=== Work instructions ===
• a. In the excerpt on Mitt Romney's debate statement about God, about how long does Romney say he served as a pastor in his congregation?
• b. Translate this sentence from the excerpt on Mitt Romney's debate statement about God into Spanish: "I believe we have a responsibility to care for one another."
• c. Continue the excerpt on Mitt Romney's debate statement about God, starting right after its final sentence.

Mitt Romney’s Statement About God

18 Oct

In Tuesday night’s debate, Republican presidential nominee Mitt Romney gave the following answer to the question “What do you believe is the biggest misperception that the American people have about you as a man and a candidate?” —

“Thank you, and that’s an opportunity for me, and I
appreciate it.

In the nature of a campaign, it seems that some campaigns are
focused on attacking a person rather than prescribing their own future and the things they’d like to do. In the course of that, I think the president’s campaign has tried to characterize me as – as someone who’s very different than who I am.

I care about 100 percent of the American people. I want 100
percent of the American people to have a bright and prosperous future. I care about our kids. I understand what it takes to make a bright and prosperous future for America again. I spent my life in the private sector, not in government. I’m a guy who wants to help with the experience I have, the American people.

My – my passion probably flows from the fact that I believe in
God. And I believe we’re all children of the same God. I believe we
have a responsibility to care for one another. I – I served as a
missionary for my church. I served as a pastor in my congregation for about 10 years. I’ve sat across the table from people who were out of work and worked with them to try and find new work or to help them through tough times.

=== Provided data ===
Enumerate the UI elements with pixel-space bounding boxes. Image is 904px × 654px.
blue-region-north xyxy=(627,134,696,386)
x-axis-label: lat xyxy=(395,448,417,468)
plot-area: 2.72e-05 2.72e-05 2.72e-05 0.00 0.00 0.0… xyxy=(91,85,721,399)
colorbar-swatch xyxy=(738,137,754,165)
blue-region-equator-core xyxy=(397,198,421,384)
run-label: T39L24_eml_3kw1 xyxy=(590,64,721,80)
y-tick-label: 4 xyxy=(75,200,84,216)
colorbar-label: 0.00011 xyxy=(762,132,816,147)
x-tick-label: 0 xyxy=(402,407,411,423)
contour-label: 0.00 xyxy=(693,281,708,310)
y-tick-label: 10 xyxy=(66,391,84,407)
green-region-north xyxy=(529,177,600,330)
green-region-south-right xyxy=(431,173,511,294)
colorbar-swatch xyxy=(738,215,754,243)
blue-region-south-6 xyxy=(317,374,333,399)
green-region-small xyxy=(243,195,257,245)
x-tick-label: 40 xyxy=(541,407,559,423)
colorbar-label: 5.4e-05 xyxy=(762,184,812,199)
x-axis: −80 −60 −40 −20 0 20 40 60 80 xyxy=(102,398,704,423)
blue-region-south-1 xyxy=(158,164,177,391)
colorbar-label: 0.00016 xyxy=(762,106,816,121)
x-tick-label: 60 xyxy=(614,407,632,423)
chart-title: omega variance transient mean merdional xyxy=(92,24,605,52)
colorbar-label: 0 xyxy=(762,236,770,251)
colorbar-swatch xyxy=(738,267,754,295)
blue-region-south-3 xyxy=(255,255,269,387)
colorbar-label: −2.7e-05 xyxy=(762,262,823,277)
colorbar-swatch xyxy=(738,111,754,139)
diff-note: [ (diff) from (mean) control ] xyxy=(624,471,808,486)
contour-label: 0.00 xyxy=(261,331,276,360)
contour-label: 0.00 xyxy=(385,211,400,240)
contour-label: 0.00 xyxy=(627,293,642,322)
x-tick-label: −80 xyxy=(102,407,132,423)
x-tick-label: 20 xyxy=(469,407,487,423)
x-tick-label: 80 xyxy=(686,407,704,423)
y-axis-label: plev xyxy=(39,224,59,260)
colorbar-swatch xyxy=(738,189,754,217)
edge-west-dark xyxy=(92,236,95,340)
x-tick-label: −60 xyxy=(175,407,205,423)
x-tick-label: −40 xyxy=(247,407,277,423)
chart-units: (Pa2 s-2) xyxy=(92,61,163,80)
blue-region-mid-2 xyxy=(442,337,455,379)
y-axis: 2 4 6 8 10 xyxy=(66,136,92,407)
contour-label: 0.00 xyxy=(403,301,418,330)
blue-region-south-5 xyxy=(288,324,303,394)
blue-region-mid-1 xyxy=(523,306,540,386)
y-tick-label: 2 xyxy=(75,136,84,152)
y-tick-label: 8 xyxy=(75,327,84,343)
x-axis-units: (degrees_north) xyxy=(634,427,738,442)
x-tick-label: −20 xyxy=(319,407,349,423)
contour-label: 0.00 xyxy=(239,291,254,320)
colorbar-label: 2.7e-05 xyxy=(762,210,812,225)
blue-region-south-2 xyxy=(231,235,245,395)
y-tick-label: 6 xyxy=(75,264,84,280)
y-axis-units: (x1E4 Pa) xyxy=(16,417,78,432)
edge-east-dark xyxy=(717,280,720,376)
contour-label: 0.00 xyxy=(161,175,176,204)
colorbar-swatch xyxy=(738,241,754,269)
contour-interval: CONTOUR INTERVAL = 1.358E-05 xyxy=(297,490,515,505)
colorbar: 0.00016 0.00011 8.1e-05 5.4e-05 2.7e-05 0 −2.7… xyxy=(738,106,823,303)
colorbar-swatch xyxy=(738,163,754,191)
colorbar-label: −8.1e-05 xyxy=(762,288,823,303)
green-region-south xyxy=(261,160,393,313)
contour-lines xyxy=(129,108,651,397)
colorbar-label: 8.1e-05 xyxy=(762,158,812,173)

=== Set of answers ===
• a. About 10 years.

• b. Creo que tenemos la responsabilidad de cuidarnos unos a otros.

• c.
I went to the Olympics when they were in trouble to try and get
them on track. And as governor of my state, I was able to get 100
percent of my people insured, all my kids, about 98 percent of the
adults. I was able also to get our schools ranked number one in the
nation, so 100 percent of our kids would have a bright opportunity for a future.

I understand that I can get this country on track again.
We don’t have to settle for what we’re going through. We don’t have
to settle for gasoline at four bucks. We don’t have to settle for
unemployment at a chronically high level. We don’t have to settle for 47 million people on food stamps. We don’t have to settle for 50
percent of kids coming out of college not able to get work. We don’t
have to settle for 23 million people struggling to find a good job.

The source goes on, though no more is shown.